▶ Job
Each line containing the word "части" must be collected.
BEGIN Input for this task
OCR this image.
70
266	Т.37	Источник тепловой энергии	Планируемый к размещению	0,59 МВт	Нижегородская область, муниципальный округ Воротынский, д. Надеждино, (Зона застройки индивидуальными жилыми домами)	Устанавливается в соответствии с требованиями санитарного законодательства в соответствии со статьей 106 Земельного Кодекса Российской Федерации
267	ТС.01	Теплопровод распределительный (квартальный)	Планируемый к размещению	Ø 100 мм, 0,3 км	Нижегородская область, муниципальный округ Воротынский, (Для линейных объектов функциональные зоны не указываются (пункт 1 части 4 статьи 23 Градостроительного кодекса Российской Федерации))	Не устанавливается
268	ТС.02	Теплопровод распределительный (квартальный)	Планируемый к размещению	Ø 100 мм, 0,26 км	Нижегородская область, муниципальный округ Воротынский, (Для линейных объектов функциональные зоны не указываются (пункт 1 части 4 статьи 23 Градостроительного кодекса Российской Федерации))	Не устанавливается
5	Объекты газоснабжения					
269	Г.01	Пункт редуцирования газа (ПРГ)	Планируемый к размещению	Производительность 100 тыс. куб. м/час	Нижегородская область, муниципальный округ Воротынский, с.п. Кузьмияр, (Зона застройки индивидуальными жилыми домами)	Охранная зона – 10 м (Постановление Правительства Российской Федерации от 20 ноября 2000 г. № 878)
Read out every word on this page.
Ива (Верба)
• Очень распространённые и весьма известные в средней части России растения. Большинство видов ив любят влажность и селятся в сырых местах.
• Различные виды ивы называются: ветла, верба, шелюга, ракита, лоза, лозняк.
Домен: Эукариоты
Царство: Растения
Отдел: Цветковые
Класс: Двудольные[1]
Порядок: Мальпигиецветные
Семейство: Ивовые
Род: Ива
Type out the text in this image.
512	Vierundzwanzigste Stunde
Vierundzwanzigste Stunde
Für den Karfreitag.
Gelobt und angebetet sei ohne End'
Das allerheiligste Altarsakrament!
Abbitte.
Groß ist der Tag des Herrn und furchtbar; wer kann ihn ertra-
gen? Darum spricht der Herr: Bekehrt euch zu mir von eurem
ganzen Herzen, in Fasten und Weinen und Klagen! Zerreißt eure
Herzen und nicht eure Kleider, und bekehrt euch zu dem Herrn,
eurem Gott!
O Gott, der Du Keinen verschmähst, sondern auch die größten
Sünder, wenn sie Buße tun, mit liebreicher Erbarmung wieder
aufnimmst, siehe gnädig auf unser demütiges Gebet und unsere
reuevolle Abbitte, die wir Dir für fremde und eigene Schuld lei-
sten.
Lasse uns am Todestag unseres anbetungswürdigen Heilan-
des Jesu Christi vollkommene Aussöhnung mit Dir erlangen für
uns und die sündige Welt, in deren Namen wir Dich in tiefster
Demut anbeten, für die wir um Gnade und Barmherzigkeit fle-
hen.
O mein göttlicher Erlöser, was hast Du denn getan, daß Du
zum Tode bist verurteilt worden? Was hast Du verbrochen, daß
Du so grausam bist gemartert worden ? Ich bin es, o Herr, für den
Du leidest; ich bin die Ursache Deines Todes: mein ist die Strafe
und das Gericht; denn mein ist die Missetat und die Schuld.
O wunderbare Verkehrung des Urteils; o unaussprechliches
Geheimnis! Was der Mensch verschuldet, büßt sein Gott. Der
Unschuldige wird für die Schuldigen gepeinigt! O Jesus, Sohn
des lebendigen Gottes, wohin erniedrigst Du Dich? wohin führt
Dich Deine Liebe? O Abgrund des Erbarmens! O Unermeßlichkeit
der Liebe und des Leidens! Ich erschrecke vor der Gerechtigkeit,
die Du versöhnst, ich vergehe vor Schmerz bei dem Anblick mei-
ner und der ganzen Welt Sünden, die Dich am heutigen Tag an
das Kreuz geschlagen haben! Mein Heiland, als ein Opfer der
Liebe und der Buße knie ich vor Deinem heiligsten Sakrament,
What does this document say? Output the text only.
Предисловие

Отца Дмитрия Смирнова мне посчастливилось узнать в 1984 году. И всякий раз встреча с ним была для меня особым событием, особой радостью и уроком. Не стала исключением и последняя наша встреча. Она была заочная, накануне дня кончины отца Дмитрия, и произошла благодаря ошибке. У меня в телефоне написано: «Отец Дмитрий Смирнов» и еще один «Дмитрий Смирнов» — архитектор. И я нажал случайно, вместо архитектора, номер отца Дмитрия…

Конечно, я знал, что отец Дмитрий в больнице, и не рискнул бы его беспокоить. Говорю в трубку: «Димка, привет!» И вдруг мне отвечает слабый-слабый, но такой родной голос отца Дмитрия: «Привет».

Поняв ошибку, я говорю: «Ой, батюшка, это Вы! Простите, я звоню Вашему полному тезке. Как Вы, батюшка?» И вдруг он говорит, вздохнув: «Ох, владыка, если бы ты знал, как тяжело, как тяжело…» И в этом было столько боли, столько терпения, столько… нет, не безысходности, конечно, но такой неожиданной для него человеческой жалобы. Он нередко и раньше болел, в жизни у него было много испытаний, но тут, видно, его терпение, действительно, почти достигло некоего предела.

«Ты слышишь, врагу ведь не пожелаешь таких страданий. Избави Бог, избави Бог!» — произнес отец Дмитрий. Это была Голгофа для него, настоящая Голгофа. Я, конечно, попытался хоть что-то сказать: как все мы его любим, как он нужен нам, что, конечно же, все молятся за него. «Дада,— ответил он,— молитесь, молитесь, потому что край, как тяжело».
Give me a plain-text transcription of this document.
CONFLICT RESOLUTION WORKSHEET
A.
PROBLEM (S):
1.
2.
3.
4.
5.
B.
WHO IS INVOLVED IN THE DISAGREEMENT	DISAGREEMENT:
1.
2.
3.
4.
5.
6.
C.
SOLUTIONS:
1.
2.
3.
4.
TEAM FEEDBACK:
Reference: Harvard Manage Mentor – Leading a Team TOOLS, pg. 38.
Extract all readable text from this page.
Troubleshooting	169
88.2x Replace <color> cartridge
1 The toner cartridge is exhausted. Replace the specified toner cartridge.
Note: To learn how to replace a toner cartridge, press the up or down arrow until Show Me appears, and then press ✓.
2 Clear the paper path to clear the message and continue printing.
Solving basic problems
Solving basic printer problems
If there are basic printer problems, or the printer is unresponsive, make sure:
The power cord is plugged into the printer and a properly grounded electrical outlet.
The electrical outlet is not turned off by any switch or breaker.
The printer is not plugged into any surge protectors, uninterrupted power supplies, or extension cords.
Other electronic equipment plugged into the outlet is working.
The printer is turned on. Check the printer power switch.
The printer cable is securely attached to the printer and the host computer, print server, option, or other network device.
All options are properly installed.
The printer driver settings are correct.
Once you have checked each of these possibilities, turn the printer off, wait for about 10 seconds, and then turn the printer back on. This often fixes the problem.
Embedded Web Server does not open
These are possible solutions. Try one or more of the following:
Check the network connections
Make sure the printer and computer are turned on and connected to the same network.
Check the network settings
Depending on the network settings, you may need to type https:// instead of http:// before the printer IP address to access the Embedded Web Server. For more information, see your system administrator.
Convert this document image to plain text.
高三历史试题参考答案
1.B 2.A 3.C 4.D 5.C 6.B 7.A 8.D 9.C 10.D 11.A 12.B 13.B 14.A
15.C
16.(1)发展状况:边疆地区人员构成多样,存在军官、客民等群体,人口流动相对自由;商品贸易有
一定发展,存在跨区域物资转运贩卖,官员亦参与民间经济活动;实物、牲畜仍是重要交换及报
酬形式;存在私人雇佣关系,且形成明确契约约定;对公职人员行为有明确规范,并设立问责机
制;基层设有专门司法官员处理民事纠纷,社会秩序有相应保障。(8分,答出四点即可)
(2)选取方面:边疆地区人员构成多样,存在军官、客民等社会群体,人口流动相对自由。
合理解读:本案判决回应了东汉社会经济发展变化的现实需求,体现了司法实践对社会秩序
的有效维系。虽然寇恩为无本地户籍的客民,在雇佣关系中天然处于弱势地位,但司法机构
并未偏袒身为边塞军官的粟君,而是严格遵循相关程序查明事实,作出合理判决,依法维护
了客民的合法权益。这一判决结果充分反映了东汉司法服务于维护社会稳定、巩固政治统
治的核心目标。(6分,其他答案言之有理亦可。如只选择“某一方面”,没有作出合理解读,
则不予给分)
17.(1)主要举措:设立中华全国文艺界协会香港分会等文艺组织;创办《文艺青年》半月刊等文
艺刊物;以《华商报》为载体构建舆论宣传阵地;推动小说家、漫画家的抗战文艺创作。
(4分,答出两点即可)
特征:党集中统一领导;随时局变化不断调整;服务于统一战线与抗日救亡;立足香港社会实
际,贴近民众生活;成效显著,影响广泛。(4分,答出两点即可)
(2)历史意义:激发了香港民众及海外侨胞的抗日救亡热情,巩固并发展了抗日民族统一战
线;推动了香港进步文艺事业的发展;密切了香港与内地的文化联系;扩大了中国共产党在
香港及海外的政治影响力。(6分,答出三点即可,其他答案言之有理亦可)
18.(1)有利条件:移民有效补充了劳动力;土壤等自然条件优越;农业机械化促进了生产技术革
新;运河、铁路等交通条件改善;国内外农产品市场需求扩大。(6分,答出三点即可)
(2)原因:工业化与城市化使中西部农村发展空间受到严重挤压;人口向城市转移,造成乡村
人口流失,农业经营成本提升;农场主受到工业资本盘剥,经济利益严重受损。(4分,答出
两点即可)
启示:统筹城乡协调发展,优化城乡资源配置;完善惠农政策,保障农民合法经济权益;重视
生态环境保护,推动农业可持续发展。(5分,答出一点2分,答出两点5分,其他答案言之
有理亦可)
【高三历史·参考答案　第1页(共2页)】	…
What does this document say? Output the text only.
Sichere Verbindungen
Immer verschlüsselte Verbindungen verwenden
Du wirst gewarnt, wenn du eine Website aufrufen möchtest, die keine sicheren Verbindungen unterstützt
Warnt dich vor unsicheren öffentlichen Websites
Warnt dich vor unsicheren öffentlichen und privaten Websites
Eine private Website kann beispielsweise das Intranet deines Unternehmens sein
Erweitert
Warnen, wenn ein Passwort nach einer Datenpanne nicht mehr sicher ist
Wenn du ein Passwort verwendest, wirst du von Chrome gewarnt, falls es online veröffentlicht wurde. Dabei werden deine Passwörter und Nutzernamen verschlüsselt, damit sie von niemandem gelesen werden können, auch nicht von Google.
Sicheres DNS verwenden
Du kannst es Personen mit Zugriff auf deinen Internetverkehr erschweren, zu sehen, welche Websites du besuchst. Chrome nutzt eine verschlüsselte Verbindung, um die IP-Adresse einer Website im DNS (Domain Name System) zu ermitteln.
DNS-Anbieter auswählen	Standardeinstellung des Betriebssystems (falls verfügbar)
END Input for this task
▶ Answer to the problem
267	ТС.01	Теплопровод распределительный (квартальный)	Планируемый к размещению	Ø 100 мм, 0,3 км	Нижегородская область, муниципальный округ Воротынский, (Для линейных объектов функциональные зоны не указываются (пункт 1 части 4 статьи 23 Градостроительного кодекса Российской Федерации))	Не устанавливается
268	ТС.02	Теплопровод распределительный (квартальный)	Планируемый к размещению	Ø 100 мм, 0,26 км	Нижегородская область, муниципальный округ Воротынский, (Для линейных объектов функциональные зоны не указываются (пункт 1 части 4 статьи 23 Градостроительного кодекса Российской Федерации))	Не устанавливается
• Очень распространённые и весьма известные в средней части России растения. Большинство видов ив любят влажность и селятся в сырых местах.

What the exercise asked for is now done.